RECORDS FOR THIS TASK
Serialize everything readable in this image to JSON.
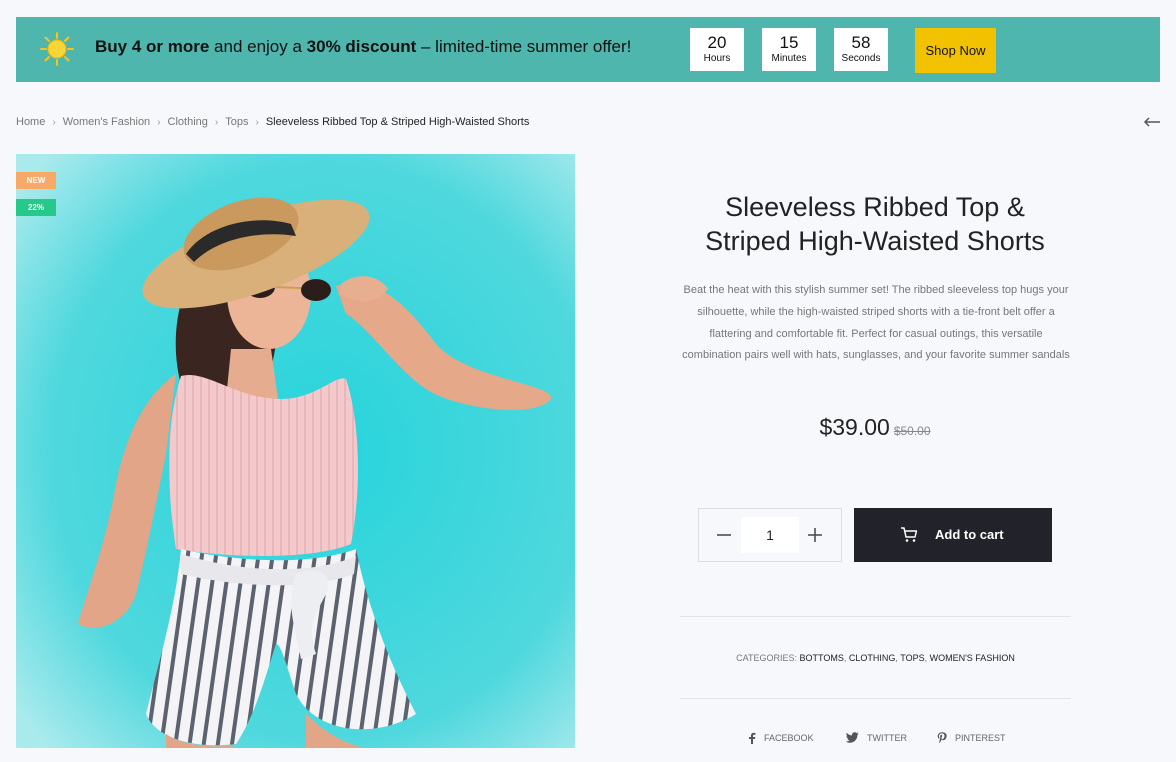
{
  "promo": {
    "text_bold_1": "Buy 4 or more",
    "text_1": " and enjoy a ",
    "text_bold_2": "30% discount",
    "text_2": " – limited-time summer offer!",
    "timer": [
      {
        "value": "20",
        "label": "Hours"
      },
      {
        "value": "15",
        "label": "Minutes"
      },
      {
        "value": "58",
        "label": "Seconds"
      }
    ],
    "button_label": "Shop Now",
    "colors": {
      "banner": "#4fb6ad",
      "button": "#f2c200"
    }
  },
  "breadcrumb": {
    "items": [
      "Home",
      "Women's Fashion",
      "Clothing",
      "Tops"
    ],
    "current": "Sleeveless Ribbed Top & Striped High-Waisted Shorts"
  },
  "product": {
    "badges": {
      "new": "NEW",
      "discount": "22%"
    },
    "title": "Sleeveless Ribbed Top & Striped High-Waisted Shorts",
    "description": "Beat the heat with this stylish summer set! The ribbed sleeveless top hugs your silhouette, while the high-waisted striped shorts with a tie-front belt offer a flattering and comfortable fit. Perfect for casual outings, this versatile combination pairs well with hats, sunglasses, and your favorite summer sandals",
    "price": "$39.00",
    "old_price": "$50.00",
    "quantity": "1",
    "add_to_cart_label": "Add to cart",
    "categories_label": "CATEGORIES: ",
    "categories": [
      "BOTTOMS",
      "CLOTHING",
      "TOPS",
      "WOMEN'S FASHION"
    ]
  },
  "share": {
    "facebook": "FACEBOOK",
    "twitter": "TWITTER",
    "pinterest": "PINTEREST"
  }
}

WHAT YOU HAVE TO DO
Using the data above, write out every line exactly, leaving the images behind.

OUTPUT OF THE EXERCISE
Serialize everything readable in this image to JSON.
{
  "promo": {
    "text_bold_1": "Buy 4 or more",
    "text_1": " and enjoy a ",
    "text_bold_2": "30% discount",
    "text_2": " – limited-time summer offer!",
    "timer": [
      {
        "value": "20",
        "label": "Hours"
      },
      {
        "value": "15",
        "label": "Minutes"
      },
      {
        "value": "58",
        "label": "Seconds"
      }
    ],
    "button_label": "Shop Now",
    "colors": {
      "banner": "#4fb6ad",
      "button": "#f2c200"
    }
  },
  "breadcrumb": {
    "items": [
      "Home",
      "Women's Fashion",
      "Clothing",
      "Tops"
    ],
    "current": "Sleeveless Ribbed Top & Striped High-Waisted Shorts"
  },
  "product": {
    "badges": {
      "new": "NEW",
      "discount": "22%"
    },
    "title": "Sleeveless Ribbed Top & Striped High-Waisted Shorts",
    "description": "Beat the heat with this stylish summer set! The ribbed sleeveless top hugs your silhouette, while the high-waisted striped shorts with a tie-front belt offer a flattering and comfortable fit. Perfect for casual outings, this versatile combination pairs well with hats, sunglasses, and your favorite summer sandals",
    "price": "$39.00",
    "old_price": "$50.00",
    "quantity": "1",
    "add_to_cart_label": "Add to cart",
    "categories_label": "CATEGORIES: ",
    "categories": [
      "BOTTOMS",
      "CLOTHING",
      "TOPS",
      "WOMEN'S FASHION"
    ]
  },
  "share": {
    "facebook": "FACEBOOK",
    "twitter": "TWITTER",
    "pinterest": "PINTEREST"
  }
}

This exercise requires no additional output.